Each line of the data that includes the string "reluctance" is to be copied out.

— START —

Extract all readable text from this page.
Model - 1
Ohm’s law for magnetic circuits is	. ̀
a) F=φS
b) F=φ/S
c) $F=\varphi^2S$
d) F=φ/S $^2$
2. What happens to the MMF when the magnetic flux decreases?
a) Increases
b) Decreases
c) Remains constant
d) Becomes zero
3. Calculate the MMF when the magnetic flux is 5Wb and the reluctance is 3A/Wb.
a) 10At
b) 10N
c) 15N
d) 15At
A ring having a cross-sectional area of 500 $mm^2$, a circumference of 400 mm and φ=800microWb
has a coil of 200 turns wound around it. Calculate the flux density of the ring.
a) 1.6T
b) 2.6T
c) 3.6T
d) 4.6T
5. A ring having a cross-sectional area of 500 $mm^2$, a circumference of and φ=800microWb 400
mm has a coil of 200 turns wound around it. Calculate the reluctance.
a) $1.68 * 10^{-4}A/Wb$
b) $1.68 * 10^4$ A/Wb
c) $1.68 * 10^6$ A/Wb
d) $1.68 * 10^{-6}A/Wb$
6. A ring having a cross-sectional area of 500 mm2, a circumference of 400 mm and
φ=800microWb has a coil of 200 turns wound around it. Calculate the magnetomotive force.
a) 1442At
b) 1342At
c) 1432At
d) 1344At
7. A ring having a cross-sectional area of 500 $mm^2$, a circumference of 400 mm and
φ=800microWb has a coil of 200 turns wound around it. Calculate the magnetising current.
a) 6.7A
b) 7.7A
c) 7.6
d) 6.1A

— END —
— START —

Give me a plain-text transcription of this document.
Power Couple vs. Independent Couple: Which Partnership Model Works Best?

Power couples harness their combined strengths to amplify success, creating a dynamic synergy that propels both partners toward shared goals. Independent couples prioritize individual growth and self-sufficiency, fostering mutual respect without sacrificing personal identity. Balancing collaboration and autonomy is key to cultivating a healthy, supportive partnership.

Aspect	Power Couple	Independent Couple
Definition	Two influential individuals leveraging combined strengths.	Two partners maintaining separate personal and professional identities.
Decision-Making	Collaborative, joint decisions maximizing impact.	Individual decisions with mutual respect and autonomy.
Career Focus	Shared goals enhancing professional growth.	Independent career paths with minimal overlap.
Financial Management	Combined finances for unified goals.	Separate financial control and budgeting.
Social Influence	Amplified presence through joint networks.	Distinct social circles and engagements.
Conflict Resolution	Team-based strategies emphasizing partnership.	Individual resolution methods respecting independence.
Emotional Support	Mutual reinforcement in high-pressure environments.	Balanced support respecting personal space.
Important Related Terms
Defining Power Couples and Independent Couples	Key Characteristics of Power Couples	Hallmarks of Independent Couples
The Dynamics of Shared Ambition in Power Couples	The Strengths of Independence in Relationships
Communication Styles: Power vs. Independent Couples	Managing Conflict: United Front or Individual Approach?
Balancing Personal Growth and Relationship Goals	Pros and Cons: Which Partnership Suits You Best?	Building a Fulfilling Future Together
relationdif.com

— END —
— START —

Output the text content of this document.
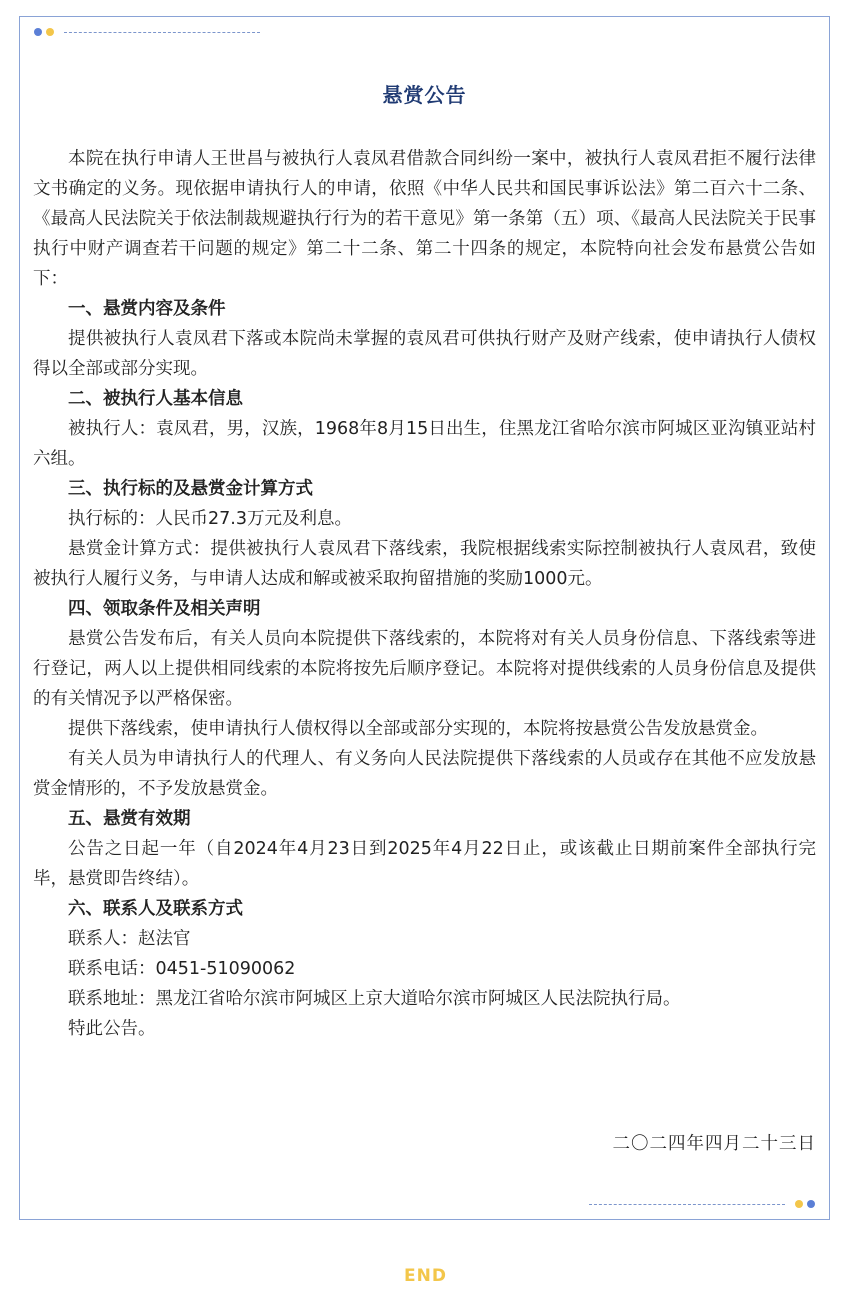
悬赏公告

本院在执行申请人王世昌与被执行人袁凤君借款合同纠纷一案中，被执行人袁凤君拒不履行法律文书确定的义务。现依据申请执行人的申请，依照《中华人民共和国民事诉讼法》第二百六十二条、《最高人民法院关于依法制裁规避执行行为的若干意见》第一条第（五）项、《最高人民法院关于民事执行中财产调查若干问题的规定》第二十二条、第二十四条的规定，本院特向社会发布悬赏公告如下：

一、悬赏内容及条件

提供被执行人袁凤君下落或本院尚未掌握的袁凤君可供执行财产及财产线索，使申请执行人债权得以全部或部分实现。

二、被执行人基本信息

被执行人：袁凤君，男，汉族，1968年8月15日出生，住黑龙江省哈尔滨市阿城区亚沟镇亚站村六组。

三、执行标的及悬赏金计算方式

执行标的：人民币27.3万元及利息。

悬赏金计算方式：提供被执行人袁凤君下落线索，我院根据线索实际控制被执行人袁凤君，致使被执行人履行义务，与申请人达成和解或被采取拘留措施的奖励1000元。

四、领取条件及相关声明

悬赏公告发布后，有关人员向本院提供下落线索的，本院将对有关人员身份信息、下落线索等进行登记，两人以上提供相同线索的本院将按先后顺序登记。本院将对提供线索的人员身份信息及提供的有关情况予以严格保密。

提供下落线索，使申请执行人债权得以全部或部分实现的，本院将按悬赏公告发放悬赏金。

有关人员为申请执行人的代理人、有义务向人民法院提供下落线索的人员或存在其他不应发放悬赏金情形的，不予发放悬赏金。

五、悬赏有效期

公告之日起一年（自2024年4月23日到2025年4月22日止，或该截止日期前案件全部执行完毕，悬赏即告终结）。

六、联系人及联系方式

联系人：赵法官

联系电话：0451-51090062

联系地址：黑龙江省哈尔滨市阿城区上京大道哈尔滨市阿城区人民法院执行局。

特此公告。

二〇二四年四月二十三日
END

— END —

▶ [Written solution]
3. Calculate the MMF when the magnetic flux is 5Wb and the reluctance is 3A/Wb.
mm has a coil of 200 turns wound around it. Calculate the reluctance.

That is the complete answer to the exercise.